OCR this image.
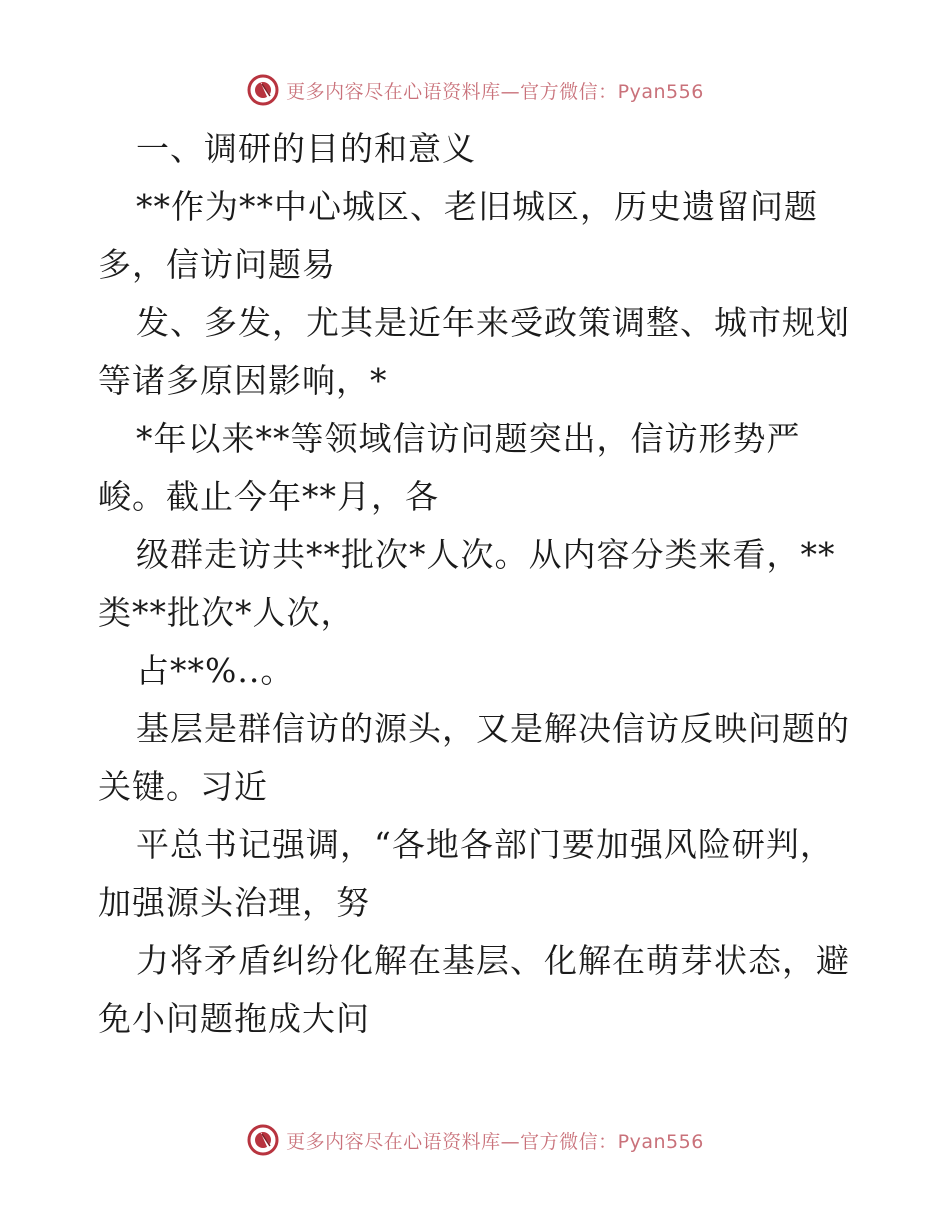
更多内容尽在心语资料库—官方微信：Pyan556
一、调研的目的和意义
**作为**中心城区、老旧城区，历史遗留问题
多，信访问题易
发、多发，尤其是近年来受政策调整、城市规划
等诸多原因影响，*
*年以来**等领域信访问题突出，信访形势严
峻。截止今年**月，各
级群走访共**批次*人次。从内容分类来看，**
类**批次*人次，
占**%..。
基层是群信访的源头，又是解决信访反映问题的
关键。习近
平总书记强调，“各地各部门要加强风险研判，
加强源头治理，努
力将矛盾纠纷化解在基层、化解在萌芽状态，避
免小问题拖成大问
更多内容尽在心语资料库—官方微信：Pyan556
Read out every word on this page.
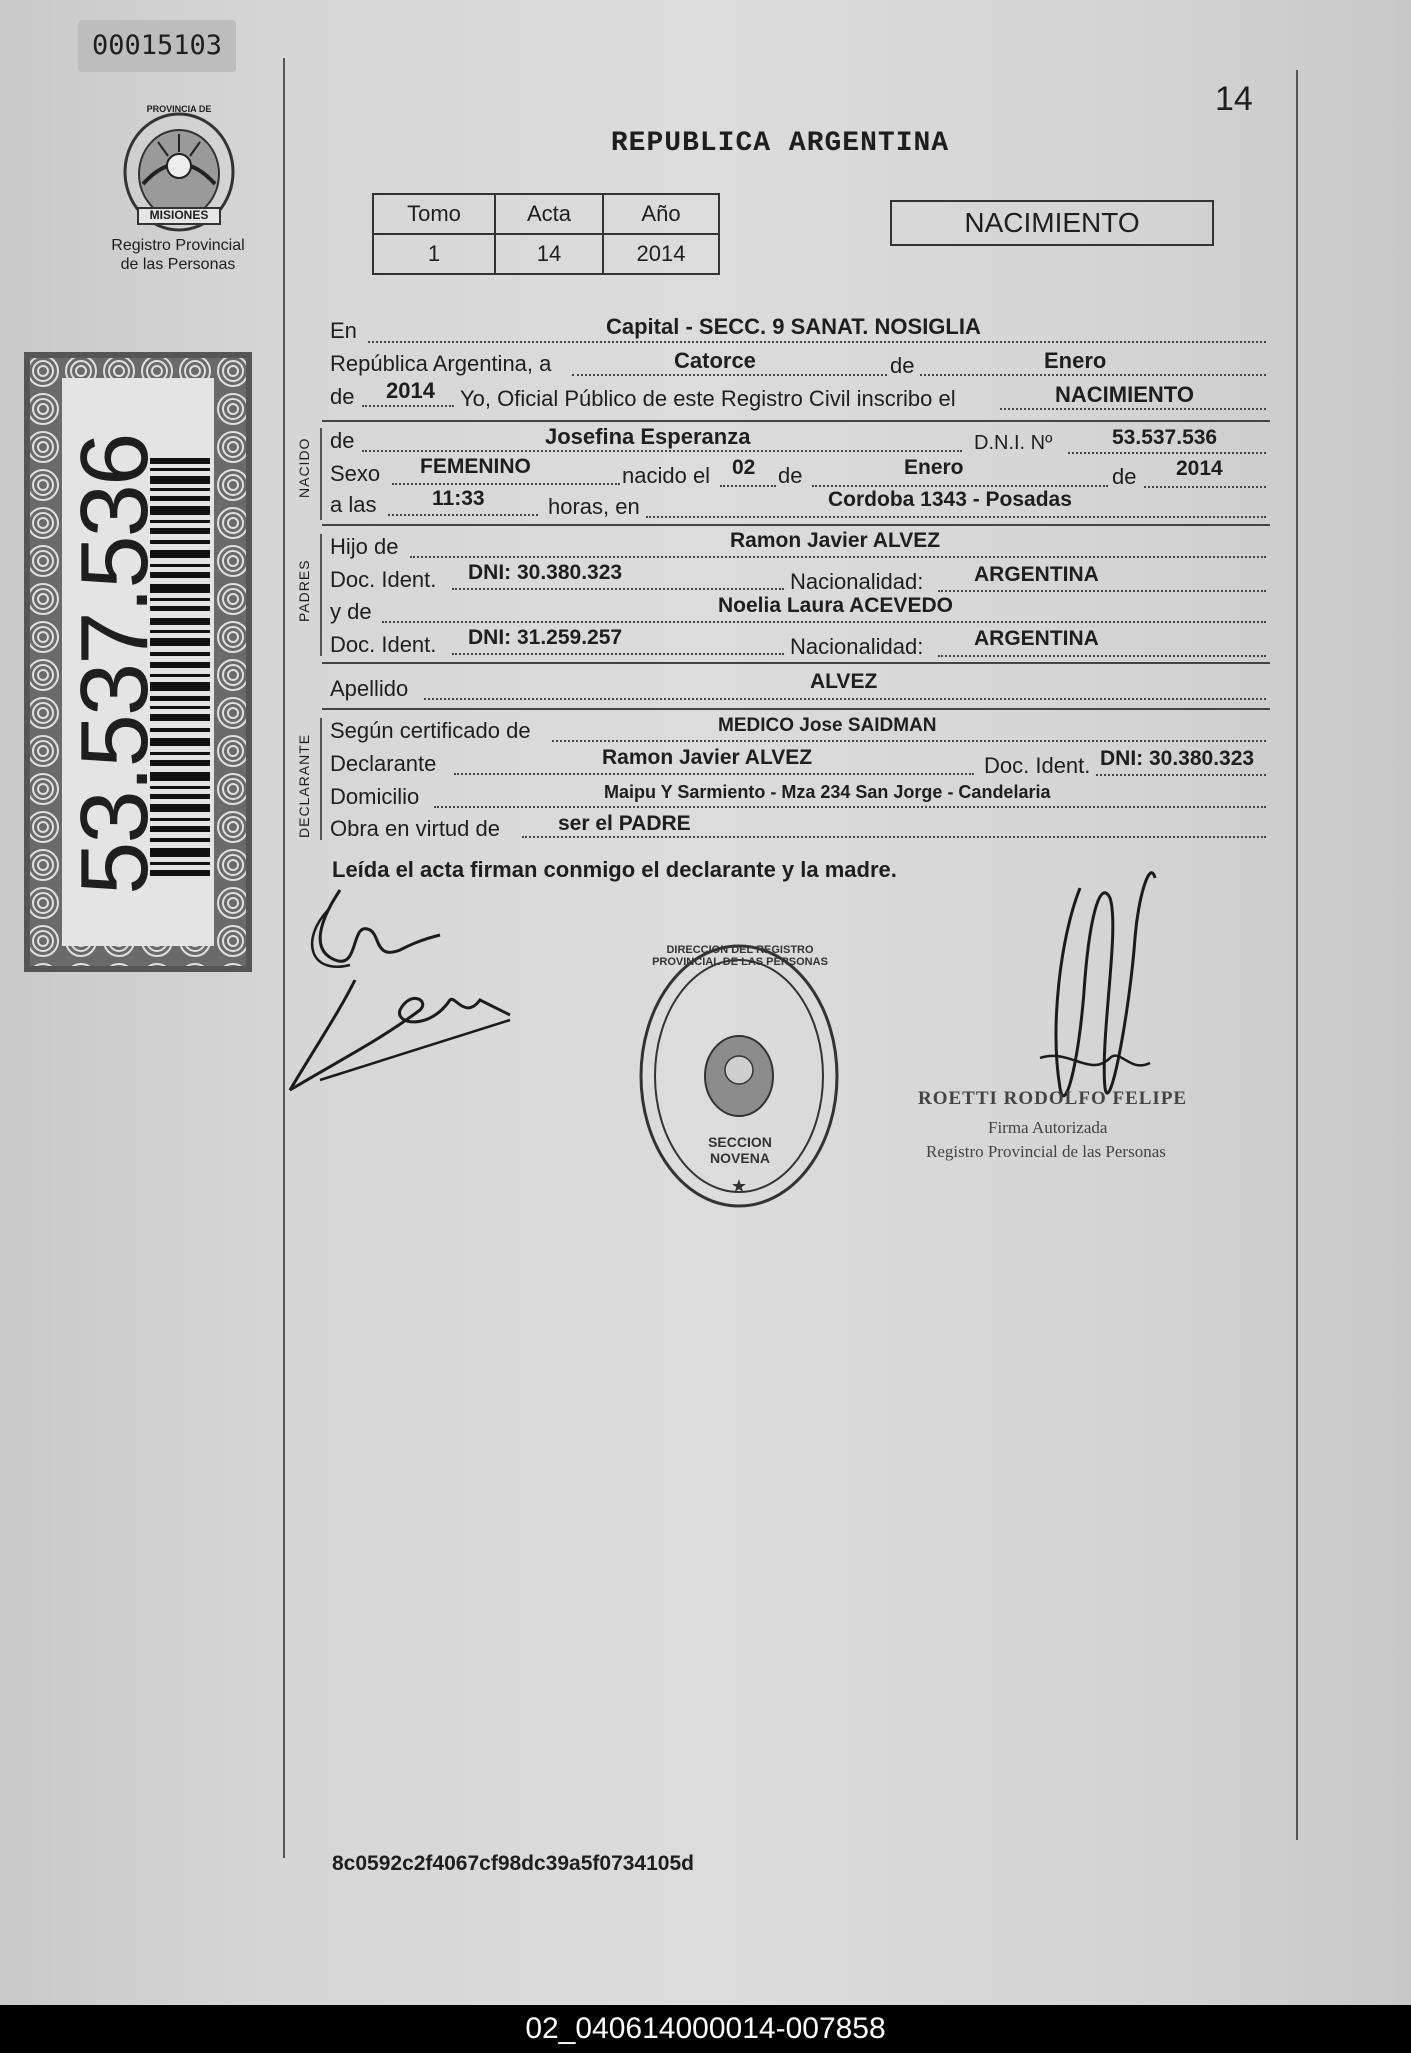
00015103
PROVINCIA DE
MISIONES
Registro Provincial
de las Personas
53.537.536
14
REPUBLICA ARGENTINA
Tomo	Acta	Año
1	14	2014
NACIMIENTO
En	Capital - SECC. 9 SANAT. NOSIGLIA
República Argentina, a	Catorce	de	Enero
de 2014 Yo, Oficial Público de este Registro Civil inscribo el	NACIMIENTO
NACIDO de	Josefina Esperanza	D.N.I. Nº	53.537.536
Sexo FEMENINO	nacido el 02 de	Enero	de 2014
a las	11:33	horas, en	Cordoba 1343 - Posadas
PADRES
Hijo de	Ramon Javier ALVEZ
Doc. Ident. DNI: 30.380.323	Nacionalidad: ARGENTINA
y de	Noelia Laura ACEVEDO
Doc. Ident. DNI: 31.259.257	Nacionalidad: ARGENTINA
Apellido	ALVEZ
DECLARANTE
Según certificado de	MEDICO Jose SAIDMAN
Declarante	Ramon Javier ALVEZ	Doc. Ident. DNI: 30.380.323
Domicilio	Maipu Y Sarmiento - Mza 234 San Jorge - Candelaria
Obra en virtud de	ser el PADRE
Leída el acta firman conmigo el declarante y la madre.
★
DIRECCION DEL REGISTRO PROVINCIAL DE LAS PERSONAS
SECCION NOVENA
ROETTI RODOLFO FELIPE
Firma Autorizada
Registro Provincial de las Personas
8c0592c2f4067cf98dc39a5f0734105d
02_040614000014-007858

## SHORT EXERCISE
Repeat the data exactly, without the pictures.

## COMPLETE ANSWER
OCR this image.
更多内容尽在心语资料库—官方微信：Pyan556
一、调研的目的和意义
**作为**中心城区、老旧城区，历史遗留问题
多，信访问题易
发、多发，尤其是近年来受政策调整、城市规划
等诸多原因影响，*
*年以来**等领域信访问题突出，信访形势严
峻。截止今年**月，各
级群走访共**批次*人次。从内容分类来看，**
类**批次*人次，
占**%..。
基层是群信访的源头，又是解决信访反映问题的
关键。习近
平总书记强调，“各地各部门要加强风险研判，
加强源头治理，努
力将矛盾纠纷化解在基层、化解在萌芽状态，避
免小问题拖成大问
更多内容尽在心语资料库—官方微信：Pyan556
Read out every word on this page.
00015103
PROVINCIA DE
MISIONES
Registro Provincial
de las Personas
53.537.536
14
REPUBLICA ARGENTINA
Tomo	Acta	Año
1	14	2014
NACIMIENTO
En	Capital - SECC. 9 SANAT. NOSIGLIA
República Argentina, a	Catorce	de	Enero
de 2014 Yo, Oficial Público de este Registro Civil inscribo el	NACIMIENTO
NACIDO de	Josefina Esperanza	D.N.I. Nº	53.537.536
Sexo FEMENINO	nacido el 02 de	Enero	de 2014
a las	11:33	horas, en	Cordoba 1343 - Posadas
PADRES
Hijo de	Ramon Javier ALVEZ
Doc. Ident. DNI: 30.380.323	Nacionalidad: ARGENTINA
y de	Noelia Laura ACEVEDO
Doc. Ident. DNI: 31.259.257	Nacionalidad: ARGENTINA
Apellido	ALVEZ
DECLARANTE
Según certificado de	MEDICO Jose SAIDMAN
Declarante	Ramon Javier ALVEZ	Doc. Ident. DNI: 30.380.323
Domicilio	Maipu Y Sarmiento - Mza 234 San Jorge - Candelaria
Obra en virtud de	ser el PADRE
Leída el acta firman conmigo el declarante y la madre.
★
DIRECCION DEL REGISTRO PROVINCIAL DE LAS PERSONAS
SECCION NOVENA
ROETTI RODOLFO FELIPE
Firma Autorizada
Registro Provincial de las Personas
8c0592c2f4067cf98dc39a5f0734105d
02_040614000014-007858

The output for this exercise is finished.